--- start of Excerpted data ---

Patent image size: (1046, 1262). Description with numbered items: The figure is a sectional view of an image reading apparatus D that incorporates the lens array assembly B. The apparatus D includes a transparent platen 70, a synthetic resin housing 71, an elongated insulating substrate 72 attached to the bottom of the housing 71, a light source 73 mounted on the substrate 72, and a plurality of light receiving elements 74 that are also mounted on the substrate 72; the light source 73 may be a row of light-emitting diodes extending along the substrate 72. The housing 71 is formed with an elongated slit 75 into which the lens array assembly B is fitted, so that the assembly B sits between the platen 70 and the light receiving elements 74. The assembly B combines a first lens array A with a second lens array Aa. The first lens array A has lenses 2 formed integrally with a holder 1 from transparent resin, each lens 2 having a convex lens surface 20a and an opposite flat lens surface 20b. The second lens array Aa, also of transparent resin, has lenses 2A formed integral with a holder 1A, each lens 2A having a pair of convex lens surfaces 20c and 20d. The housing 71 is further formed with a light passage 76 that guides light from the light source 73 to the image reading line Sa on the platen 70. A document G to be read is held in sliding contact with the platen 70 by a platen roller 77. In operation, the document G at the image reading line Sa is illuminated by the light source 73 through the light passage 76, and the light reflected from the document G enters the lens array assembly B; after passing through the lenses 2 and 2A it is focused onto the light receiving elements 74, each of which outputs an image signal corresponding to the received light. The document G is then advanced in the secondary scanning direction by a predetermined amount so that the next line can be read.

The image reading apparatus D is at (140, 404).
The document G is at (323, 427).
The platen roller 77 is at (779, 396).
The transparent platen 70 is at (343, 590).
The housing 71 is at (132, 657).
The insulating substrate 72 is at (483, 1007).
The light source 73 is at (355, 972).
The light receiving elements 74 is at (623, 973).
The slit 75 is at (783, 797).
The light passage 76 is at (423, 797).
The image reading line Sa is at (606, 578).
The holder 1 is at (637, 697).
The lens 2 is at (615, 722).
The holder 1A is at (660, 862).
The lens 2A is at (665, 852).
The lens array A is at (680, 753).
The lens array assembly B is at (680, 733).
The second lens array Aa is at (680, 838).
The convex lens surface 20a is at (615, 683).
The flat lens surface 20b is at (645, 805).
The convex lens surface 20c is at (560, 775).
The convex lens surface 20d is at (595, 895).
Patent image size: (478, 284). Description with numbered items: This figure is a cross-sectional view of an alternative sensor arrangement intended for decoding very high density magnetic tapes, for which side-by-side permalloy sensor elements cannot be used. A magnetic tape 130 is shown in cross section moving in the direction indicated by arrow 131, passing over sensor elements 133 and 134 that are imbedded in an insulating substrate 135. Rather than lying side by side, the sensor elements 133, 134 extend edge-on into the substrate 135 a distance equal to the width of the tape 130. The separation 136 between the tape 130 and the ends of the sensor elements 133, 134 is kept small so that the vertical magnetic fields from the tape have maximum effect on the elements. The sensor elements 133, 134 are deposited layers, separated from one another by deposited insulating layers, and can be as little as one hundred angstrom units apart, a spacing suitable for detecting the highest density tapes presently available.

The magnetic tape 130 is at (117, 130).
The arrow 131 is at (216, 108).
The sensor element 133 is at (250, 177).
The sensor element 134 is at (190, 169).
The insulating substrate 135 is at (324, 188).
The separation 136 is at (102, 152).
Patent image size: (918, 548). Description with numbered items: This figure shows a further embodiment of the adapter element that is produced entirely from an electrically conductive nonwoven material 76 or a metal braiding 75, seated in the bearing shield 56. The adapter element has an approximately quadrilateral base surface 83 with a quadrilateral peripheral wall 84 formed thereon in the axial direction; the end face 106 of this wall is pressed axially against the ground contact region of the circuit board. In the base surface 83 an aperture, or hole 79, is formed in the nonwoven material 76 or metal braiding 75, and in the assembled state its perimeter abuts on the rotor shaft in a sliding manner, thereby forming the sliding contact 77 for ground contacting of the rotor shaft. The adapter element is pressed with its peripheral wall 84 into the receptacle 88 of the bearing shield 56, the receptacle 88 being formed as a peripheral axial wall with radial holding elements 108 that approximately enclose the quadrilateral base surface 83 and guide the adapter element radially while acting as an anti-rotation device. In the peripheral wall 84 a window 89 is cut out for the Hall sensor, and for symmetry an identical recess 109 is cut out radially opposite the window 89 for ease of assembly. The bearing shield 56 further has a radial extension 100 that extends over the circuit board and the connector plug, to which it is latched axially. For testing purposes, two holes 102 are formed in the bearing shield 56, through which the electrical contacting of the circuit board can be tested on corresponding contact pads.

--- end of Excerpted data ---

Problem description: Can you arrange the lines from the one holding "Patent image size: (478, 284)." through the one holding "The separation 136 is at (102, 152).", both included, as a numbered list with blank lines dropped?

Output below:
1. Patent image size: (478, 284). Description with numbered items: This figure is a cross-sectional view of an alternative sensor arrangement intended for decoding very high density magnetic tapes, for which side-by-side permalloy sensor elements cannot be used. A magnetic tape 130 is shown in cross section moving in the direction indicated by arrow 131, passing over sensor elements 133 and 134 that are imbedded in an insulating substrate 135. Rather than lying side by side, the sensor elements 133, 134 extend edge-on into the substrate 135 a distance equal to the width of the tape 130. The separation 136 between the tape 130 and the ends of the sensor elements 133, 134 is kept small so that the vertical magnetic fields from the tape have maximum effect on the elements. The sensor elements 133, 134 are deposited layers, separated from one another by deposited insulating layers, and can be as little as one hundred angstrom units apart, a spacing suitable for detecting the highest density tapes presently available.
2. The magnetic tape 130 is at (117, 130).
3. The arrow 131 is at (216, 108).
4. The sensor element 133 is at (250, 177).
5. The sensor element 134 is at (190, 169).
6. The insulating substrate 135 is at (324, 188).
7. The separation 136 is at (102, 152).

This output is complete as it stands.